--- START ---

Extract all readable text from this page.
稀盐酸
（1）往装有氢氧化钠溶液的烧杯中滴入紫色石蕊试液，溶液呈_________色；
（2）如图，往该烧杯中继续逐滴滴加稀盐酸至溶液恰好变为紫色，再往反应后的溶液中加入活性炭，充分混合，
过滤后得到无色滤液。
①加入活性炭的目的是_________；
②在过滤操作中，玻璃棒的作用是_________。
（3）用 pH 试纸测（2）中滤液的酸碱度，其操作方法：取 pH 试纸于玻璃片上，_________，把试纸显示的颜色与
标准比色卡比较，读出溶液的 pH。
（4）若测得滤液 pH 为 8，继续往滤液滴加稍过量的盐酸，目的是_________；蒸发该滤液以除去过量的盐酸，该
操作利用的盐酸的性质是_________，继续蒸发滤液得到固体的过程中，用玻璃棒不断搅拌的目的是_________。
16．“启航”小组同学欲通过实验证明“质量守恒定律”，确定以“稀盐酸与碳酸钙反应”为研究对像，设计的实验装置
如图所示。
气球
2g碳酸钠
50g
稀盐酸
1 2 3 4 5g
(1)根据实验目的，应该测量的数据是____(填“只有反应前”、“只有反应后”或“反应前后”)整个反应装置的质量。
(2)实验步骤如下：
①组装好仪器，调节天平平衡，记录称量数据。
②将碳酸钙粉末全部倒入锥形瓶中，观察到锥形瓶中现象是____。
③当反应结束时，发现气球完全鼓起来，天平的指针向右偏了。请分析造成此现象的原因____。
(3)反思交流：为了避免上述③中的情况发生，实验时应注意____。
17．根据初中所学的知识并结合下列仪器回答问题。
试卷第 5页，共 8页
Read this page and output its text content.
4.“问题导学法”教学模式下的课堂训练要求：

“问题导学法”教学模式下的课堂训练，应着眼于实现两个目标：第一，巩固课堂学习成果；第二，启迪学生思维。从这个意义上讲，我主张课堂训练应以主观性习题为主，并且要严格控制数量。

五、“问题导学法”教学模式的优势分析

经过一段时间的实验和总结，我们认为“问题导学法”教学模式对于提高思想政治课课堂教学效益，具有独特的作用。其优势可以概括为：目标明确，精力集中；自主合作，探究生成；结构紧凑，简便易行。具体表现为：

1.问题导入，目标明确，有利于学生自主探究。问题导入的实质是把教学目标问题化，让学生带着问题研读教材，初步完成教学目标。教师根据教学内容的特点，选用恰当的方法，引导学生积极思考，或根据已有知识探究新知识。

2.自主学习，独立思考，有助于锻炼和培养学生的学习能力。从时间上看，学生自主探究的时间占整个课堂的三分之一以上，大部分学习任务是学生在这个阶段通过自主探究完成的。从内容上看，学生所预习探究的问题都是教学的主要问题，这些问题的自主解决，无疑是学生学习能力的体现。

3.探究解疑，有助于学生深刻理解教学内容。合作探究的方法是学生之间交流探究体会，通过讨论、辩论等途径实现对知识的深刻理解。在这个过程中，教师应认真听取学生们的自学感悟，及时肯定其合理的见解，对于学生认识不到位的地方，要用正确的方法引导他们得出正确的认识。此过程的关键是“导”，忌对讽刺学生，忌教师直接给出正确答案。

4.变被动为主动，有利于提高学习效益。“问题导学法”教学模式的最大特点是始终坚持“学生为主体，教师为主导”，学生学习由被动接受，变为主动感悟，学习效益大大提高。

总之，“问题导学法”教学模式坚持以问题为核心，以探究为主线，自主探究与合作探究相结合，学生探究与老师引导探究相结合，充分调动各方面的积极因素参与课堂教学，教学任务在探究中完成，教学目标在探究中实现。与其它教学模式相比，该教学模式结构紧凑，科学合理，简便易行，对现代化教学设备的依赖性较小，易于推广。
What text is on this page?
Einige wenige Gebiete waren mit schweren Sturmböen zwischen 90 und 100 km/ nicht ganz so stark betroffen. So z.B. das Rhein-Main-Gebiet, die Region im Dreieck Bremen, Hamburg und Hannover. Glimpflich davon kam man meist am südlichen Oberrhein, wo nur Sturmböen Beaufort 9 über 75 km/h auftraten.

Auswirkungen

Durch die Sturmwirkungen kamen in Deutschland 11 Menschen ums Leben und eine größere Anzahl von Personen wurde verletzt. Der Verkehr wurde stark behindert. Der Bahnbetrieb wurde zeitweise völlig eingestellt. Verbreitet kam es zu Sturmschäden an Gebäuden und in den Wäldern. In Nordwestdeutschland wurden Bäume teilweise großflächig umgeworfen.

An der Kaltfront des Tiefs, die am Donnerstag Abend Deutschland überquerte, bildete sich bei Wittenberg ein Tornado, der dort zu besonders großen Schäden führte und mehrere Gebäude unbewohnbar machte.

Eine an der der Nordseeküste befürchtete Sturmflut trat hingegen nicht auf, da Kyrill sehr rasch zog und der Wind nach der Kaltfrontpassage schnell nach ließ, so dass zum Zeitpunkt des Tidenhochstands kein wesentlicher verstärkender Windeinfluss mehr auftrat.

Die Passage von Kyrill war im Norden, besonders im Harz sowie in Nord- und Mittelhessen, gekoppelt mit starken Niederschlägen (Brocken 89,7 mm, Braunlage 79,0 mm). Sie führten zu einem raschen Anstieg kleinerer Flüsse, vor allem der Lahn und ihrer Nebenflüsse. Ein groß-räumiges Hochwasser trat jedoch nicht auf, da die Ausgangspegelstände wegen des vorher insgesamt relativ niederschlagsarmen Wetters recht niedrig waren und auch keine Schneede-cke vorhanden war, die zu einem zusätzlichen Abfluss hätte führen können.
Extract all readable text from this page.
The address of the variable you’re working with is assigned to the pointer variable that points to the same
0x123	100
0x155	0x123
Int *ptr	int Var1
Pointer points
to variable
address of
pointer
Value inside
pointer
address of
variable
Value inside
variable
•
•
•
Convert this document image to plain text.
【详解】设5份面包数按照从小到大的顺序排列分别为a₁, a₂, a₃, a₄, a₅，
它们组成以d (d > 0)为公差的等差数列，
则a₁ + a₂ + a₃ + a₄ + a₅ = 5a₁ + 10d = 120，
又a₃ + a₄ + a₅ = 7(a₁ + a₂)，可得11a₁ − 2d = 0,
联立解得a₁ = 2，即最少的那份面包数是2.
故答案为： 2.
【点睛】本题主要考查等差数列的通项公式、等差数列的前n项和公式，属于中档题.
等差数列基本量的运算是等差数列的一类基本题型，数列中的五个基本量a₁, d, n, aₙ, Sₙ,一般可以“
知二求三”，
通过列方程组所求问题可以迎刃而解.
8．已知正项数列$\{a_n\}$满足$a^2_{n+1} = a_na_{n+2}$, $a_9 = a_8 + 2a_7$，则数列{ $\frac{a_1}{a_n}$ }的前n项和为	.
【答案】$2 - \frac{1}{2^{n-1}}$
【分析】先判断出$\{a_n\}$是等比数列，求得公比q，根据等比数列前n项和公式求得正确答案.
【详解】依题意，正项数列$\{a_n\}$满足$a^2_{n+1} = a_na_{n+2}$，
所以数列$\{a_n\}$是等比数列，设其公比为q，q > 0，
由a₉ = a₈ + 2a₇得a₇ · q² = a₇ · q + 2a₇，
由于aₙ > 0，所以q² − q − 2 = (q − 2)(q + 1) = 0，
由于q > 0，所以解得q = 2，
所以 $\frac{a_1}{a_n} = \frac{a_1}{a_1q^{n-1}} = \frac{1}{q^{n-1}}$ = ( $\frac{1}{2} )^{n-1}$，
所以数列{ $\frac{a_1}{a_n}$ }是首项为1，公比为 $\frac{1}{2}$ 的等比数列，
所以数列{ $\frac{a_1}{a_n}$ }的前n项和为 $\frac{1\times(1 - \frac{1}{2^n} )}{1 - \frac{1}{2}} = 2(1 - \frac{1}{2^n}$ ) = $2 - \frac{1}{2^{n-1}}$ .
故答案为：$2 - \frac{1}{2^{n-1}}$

--- END ---

§ The exercise
Every line of the records above needs to be given again exactly.

§ Response to this exercise
Extract all readable text from this page.
稀盐酸
（1）往装有氢氧化钠溶液的烧杯中滴入紫色石蕊试液，溶液呈_________色；
（2）如图，往该烧杯中继续逐滴滴加稀盐酸至溶液恰好变为紫色，再往反应后的溶液中加入活性炭，充分混合，
过滤后得到无色滤液。
①加入活性炭的目的是_________；
②在过滤操作中，玻璃棒的作用是_________。
（3）用 pH 试纸测（2）中滤液的酸碱度，其操作方法：取 pH 试纸于玻璃片上，_________，把试纸显示的颜色与
标准比色卡比较，读出溶液的 pH。
（4）若测得滤液 pH 为 8，继续往滤液滴加稍过量的盐酸，目的是_________；蒸发该滤液以除去过量的盐酸，该
操作利用的盐酸的性质是_________，继续蒸发滤液得到固体的过程中，用玻璃棒不断搅拌的目的是_________。
16．“启航”小组同学欲通过实验证明“质量守恒定律”，确定以“稀盐酸与碳酸钙反应”为研究对像，设计的实验装置
如图所示。
气球
2g碳酸钠
50g
稀盐酸
1 2 3 4 5g
(1)根据实验目的，应该测量的数据是____(填“只有反应前”、“只有反应后”或“反应前后”)整个反应装置的质量。
(2)实验步骤如下：
①组装好仪器，调节天平平衡，记录称量数据。
②将碳酸钙粉末全部倒入锥形瓶中，观察到锥形瓶中现象是____。
③当反应结束时，发现气球完全鼓起来，天平的指针向右偏了。请分析造成此现象的原因____。
(3)反思交流：为了避免上述③中的情况发生，实验时应注意____。
17．根据初中所学的知识并结合下列仪器回答问题。
试卷第 5页，共 8页
Read this page and output its text content.
4.“问题导学法”教学模式下的课堂训练要求：

“问题导学法”教学模式下的课堂训练，应着眼于实现两个目标：第一，巩固课堂学习成果；第二，启迪学生思维。从这个意义上讲，我主张课堂训练应以主观性习题为主，并且要严格控制数量。

五、“问题导学法”教学模式的优势分析

经过一段时间的实验和总结，我们认为“问题导学法”教学模式对于提高思想政治课课堂教学效益，具有独特的作用。其优势可以概括为：目标明确，精力集中；自主合作，探究生成；结构紧凑，简便易行。具体表现为：

1.问题导入，目标明确，有利于学生自主探究。问题导入的实质是把教学目标问题化，让学生带着问题研读教材，初步完成教学目标。教师根据教学内容的特点，选用恰当的方法，引导学生积极思考，或根据已有知识探究新知识。

2.自主学习，独立思考，有助于锻炼和培养学生的学习能力。从时间上看，学生自主探究的时间占整个课堂的三分之一以上，大部分学习任务是学生在这个阶段通过自主探究完成的。从内容上看，学生所预习探究的问题都是教学的主要问题，这些问题的自主解决，无疑是学生学习能力的体现。

3.探究解疑，有助于学生深刻理解教学内容。合作探究的方法是学生之间交流探究体会，通过讨论、辩论等途径实现对知识的深刻理解。在这个过程中，教师应认真听取学生们的自学感悟，及时肯定其合理的见解，对于学生认识不到位的地方，要用正确的方法引导他们得出正确的认识。此过程的关键是“导”，忌对讽刺学生，忌教师直接给出正确答案。

4.变被动为主动，有利于提高学习效益。“问题导学法”教学模式的最大特点是始终坚持“学生为主体，教师为主导”，学生学习由被动接受，变为主动感悟，学习效益大大提高。

总之，“问题导学法”教学模式坚持以问题为核心，以探究为主线，自主探究与合作探究相结合，学生探究与老师引导探究相结合，充分调动各方面的积极因素参与课堂教学，教学任务在探究中完成，教学目标在探究中实现。与其它教学模式相比，该教学模式结构紧凑，科学合理，简便易行，对现代化教学设备的依赖性较小，易于推广。
What text is on this page?
Einige wenige Gebiete waren mit schweren Sturmböen zwischen 90 und 100 km/ nicht ganz so stark betroffen. So z.B. das Rhein-Main-Gebiet, die Region im Dreieck Bremen, Hamburg und Hannover. Glimpflich davon kam man meist am südlichen Oberrhein, wo nur Sturmböen Beaufort 9 über 75 km/h auftraten.

Auswirkungen

Durch die Sturmwirkungen kamen in Deutschland 11 Menschen ums Leben und eine größere Anzahl von Personen wurde verletzt. Der Verkehr wurde stark behindert. Der Bahnbetrieb wurde zeitweise völlig eingestellt. Verbreitet kam es zu Sturmschäden an Gebäuden und in den Wäldern. In Nordwestdeutschland wurden Bäume teilweise großflächig umgeworfen.

An der Kaltfront des Tiefs, die am Donnerstag Abend Deutschland überquerte, bildete sich bei Wittenberg ein Tornado, der dort zu besonders großen Schäden führte und mehrere Gebäude unbewohnbar machte.

Eine an der der Nordseeküste befürchtete Sturmflut trat hingegen nicht auf, da Kyrill sehr rasch zog und der Wind nach der Kaltfrontpassage schnell nach ließ, so dass zum Zeitpunkt des Tidenhochstands kein wesentlicher verstärkender Windeinfluss mehr auftrat.

Die Passage von Kyrill war im Norden, besonders im Harz sowie in Nord- und Mittelhessen, gekoppelt mit starken Niederschlägen (Brocken 89,7 mm, Braunlage 79,0 mm). Sie führten zu einem raschen Anstieg kleinerer Flüsse, vor allem der Lahn und ihrer Nebenflüsse. Ein groß-räumiges Hochwasser trat jedoch nicht auf, da die Ausgangspegelstände wegen des vorher insgesamt relativ niederschlagsarmen Wetters recht niedrig waren und auch keine Schneede-cke vorhanden war, die zu einem zusätzlichen Abfluss hätte führen können.
Extract all readable text from this page.
The address of the variable you’re working with is assigned to the pointer variable that points to the same
0x123	100
0x155	0x123
Int *ptr	int Var1
Pointer points
to variable
address of
pointer
Value inside
pointer
address of
variable
Value inside
variable
•
•
•
Convert this document image to plain text.
【详解】设5份面包数按照从小到大的顺序排列分别为a₁, a₂, a₃, a₄, a₅，
它们组成以d (d > 0)为公差的等差数列，
则a₁ + a₂ + a₃ + a₄ + a₅ = 5a₁ + 10d = 120，
又a₃ + a₄ + a₅ = 7(a₁ + a₂)，可得11a₁ − 2d = 0,
联立解得a₁ = 2，即最少的那份面包数是2.
故答案为： 2.
【点睛】本题主要考查等差数列的通项公式、等差数列的前n项和公式，属于中档题.
等差数列基本量的运算是等差数列的一类基本题型，数列中的五个基本量a₁, d, n, aₙ, Sₙ,一般可以“
知二求三”，
通过列方程组所求问题可以迎刃而解.
8．已知正项数列$\{a_n\}$满足$a^2_{n+1} = a_na_{n+2}$, $a_9 = a_8 + 2a_7$，则数列{ $\frac{a_1}{a_n}$ }的前n项和为	.
【答案】$2 - \frac{1}{2^{n-1}}$
【分析】先判断出$\{a_n\}$是等比数列，求得公比q，根据等比数列前n项和公式求得正确答案.
【详解】依题意，正项数列$\{a_n\}$满足$a^2_{n+1} = a_na_{n+2}$，
所以数列$\{a_n\}$是等比数列，设其公比为q，q > 0，
由a₉ = a₈ + 2a₇得a₇ · q² = a₇ · q + 2a₇，
由于aₙ > 0，所以q² − q − 2 = (q − 2)(q + 1) = 0，
由于q > 0，所以解得q = 2，
所以 $\frac{a_1}{a_n} = \frac{a_1}{a_1q^{n-1}} = \frac{1}{q^{n-1}}$ = ( $\frac{1}{2} )^{n-1}$，
所以数列{ $\frac{a_1}{a_n}$ }是首项为1，公比为 $\frac{1}{2}$ 的等比数列，
所以数列{ $\frac{a_1}{a_n}$ }的前n项和为 $\frac{1\times(1 - \frac{1}{2^n} )}{1 - \frac{1}{2}} = 2(1 - \frac{1}{2^n}$ ) = $2 - \frac{1}{2^{n-1}}$ .
故答案为：$2 - \frac{1}{2^{n-1}}$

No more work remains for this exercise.